What is being asked: Locate the string "Answer" throughout the material and copy every line in which it occurs.

* * *

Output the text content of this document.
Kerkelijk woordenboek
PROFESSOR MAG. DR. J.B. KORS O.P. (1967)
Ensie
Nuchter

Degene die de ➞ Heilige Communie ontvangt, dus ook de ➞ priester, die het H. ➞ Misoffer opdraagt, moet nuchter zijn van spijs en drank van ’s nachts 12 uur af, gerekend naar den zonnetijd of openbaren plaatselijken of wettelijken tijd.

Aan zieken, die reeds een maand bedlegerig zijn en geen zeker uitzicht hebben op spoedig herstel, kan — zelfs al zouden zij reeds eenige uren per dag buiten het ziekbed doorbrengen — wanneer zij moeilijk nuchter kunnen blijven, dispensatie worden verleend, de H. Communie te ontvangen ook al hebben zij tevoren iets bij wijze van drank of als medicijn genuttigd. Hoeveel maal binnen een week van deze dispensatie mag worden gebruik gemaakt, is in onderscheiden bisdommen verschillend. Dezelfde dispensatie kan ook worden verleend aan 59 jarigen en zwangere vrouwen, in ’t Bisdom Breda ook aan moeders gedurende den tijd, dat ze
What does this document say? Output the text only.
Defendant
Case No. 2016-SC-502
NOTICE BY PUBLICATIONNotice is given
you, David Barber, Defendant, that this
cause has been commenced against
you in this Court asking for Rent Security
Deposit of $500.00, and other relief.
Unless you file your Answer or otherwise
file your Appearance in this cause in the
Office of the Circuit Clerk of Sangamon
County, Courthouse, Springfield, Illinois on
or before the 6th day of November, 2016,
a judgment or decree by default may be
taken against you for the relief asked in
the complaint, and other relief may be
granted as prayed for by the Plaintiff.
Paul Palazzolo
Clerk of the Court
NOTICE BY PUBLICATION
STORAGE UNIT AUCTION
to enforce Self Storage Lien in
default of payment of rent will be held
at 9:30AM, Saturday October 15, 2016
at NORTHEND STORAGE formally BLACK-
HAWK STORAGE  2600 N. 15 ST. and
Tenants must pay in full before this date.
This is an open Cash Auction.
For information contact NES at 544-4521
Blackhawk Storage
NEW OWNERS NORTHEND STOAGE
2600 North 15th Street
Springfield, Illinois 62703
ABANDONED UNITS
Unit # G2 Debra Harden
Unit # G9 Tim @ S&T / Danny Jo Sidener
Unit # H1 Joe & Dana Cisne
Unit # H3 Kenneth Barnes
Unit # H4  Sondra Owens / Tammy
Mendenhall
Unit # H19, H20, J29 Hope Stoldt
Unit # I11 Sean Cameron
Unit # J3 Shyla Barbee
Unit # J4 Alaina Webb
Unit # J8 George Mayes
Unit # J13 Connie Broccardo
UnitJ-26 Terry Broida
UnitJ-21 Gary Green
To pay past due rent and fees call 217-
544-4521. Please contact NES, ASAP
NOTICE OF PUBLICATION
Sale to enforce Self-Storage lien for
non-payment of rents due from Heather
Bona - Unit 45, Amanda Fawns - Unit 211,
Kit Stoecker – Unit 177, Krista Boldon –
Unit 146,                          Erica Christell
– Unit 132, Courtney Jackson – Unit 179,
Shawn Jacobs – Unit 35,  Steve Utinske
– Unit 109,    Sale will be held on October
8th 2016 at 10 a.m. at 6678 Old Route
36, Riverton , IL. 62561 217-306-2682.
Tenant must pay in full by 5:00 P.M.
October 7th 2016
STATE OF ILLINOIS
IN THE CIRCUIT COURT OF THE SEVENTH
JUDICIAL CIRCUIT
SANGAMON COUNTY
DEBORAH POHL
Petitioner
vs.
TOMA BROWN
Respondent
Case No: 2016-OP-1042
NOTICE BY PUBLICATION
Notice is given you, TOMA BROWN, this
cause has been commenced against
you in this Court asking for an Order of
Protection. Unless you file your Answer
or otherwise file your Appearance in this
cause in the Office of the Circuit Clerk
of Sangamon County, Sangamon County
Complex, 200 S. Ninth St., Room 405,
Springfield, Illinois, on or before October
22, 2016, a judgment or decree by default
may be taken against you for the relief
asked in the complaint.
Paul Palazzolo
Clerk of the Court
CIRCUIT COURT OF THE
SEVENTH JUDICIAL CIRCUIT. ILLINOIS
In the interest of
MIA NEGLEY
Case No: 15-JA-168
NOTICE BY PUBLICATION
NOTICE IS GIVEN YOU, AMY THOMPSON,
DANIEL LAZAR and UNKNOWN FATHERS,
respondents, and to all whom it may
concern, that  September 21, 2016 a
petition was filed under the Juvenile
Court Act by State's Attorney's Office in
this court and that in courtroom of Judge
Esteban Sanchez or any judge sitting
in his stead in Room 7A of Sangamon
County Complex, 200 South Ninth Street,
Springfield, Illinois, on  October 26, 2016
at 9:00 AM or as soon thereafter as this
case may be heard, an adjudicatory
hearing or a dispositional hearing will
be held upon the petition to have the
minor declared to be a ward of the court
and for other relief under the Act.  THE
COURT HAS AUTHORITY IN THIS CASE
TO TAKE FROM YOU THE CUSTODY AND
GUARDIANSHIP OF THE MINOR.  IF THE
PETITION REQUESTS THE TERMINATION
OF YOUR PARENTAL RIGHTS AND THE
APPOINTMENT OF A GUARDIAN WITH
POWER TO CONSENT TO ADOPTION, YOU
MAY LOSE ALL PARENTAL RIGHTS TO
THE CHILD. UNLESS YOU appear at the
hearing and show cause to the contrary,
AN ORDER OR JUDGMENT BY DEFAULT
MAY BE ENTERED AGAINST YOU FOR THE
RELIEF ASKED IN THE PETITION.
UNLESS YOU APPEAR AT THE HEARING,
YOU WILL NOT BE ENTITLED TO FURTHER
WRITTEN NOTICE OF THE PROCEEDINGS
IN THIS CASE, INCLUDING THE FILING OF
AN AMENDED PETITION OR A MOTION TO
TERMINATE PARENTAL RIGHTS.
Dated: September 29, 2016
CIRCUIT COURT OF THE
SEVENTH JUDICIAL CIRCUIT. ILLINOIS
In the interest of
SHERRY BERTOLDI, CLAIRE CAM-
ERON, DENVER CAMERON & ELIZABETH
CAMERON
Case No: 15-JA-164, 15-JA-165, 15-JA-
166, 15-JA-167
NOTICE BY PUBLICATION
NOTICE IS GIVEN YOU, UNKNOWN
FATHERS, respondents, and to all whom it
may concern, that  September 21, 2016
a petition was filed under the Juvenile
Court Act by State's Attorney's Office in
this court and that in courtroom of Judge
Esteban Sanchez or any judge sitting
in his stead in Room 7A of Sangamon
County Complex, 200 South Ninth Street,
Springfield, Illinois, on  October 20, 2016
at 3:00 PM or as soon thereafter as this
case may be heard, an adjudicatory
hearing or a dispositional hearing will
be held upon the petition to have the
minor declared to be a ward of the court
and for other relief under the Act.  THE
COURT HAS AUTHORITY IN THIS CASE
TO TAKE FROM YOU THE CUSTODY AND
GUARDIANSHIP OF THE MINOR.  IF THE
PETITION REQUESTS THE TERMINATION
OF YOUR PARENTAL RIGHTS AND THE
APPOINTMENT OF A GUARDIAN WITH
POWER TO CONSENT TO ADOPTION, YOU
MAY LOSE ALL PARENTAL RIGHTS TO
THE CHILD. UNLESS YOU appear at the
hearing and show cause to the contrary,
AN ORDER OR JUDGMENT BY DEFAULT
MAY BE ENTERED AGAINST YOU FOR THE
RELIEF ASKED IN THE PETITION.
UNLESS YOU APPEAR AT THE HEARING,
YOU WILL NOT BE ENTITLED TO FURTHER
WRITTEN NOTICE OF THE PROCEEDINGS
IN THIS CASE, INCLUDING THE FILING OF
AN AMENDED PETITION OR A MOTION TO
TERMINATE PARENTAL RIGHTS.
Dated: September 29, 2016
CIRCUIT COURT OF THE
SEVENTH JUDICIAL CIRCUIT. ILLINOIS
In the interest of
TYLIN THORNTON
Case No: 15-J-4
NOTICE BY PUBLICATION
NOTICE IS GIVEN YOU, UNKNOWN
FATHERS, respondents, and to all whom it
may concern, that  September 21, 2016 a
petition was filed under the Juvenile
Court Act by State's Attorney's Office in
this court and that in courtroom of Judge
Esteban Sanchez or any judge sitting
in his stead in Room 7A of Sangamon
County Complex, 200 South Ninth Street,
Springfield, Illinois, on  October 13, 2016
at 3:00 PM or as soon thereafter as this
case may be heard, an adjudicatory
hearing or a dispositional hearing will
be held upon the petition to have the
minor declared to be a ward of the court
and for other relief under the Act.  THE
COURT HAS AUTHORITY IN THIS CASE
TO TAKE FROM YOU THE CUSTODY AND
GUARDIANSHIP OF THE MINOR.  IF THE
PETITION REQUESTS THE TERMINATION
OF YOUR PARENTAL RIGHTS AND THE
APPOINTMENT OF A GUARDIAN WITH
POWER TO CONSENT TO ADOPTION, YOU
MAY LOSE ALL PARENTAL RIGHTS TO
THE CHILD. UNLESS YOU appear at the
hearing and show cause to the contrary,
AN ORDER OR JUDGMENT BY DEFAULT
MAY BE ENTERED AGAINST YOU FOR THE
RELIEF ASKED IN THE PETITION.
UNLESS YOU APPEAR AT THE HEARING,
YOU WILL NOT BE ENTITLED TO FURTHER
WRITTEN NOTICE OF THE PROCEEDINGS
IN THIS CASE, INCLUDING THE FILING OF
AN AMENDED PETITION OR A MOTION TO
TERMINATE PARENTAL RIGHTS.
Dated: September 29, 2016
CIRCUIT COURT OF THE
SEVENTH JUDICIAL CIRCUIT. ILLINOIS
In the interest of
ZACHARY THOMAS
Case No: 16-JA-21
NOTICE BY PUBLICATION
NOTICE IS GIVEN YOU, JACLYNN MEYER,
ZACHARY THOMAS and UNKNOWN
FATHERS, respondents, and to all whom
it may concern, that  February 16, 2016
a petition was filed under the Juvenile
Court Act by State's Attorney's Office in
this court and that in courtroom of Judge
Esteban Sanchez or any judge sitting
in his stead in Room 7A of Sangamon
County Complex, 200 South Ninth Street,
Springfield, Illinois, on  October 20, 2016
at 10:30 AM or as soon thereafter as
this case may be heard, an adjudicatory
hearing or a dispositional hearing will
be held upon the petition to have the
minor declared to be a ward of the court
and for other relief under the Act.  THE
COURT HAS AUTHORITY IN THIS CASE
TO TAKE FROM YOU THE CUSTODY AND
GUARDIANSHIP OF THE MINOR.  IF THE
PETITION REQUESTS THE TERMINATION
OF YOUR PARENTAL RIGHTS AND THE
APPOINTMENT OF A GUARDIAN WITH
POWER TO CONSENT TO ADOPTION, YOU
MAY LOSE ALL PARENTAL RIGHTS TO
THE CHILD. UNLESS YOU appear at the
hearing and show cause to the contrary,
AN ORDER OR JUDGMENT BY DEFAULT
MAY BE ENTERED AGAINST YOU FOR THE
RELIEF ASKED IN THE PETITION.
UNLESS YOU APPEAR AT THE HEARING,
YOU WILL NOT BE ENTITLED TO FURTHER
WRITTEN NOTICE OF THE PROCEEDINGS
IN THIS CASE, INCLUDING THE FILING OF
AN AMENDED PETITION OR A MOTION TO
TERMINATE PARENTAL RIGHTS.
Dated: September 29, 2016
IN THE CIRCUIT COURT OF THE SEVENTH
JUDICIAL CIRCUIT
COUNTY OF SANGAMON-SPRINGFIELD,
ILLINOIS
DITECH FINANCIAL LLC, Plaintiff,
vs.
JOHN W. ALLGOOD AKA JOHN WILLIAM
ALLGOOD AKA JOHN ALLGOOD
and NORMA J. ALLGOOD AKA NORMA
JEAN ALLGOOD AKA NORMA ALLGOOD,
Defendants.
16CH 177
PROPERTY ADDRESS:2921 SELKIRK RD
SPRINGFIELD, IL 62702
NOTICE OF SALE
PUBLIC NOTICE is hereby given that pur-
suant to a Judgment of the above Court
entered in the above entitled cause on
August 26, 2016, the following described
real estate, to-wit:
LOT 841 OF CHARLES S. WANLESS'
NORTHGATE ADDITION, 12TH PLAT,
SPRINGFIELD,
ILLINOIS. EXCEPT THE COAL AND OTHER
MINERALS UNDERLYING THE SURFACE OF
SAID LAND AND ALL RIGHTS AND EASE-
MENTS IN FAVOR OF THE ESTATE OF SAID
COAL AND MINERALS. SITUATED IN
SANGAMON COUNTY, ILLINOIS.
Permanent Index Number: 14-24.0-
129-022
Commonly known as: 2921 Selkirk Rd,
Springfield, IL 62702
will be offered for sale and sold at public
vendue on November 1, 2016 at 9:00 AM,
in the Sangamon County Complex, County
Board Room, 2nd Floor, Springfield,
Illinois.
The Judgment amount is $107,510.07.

* * *

Output of the exercise:
Unless you file your Answer or otherwise
Protection. Unless you file your Answer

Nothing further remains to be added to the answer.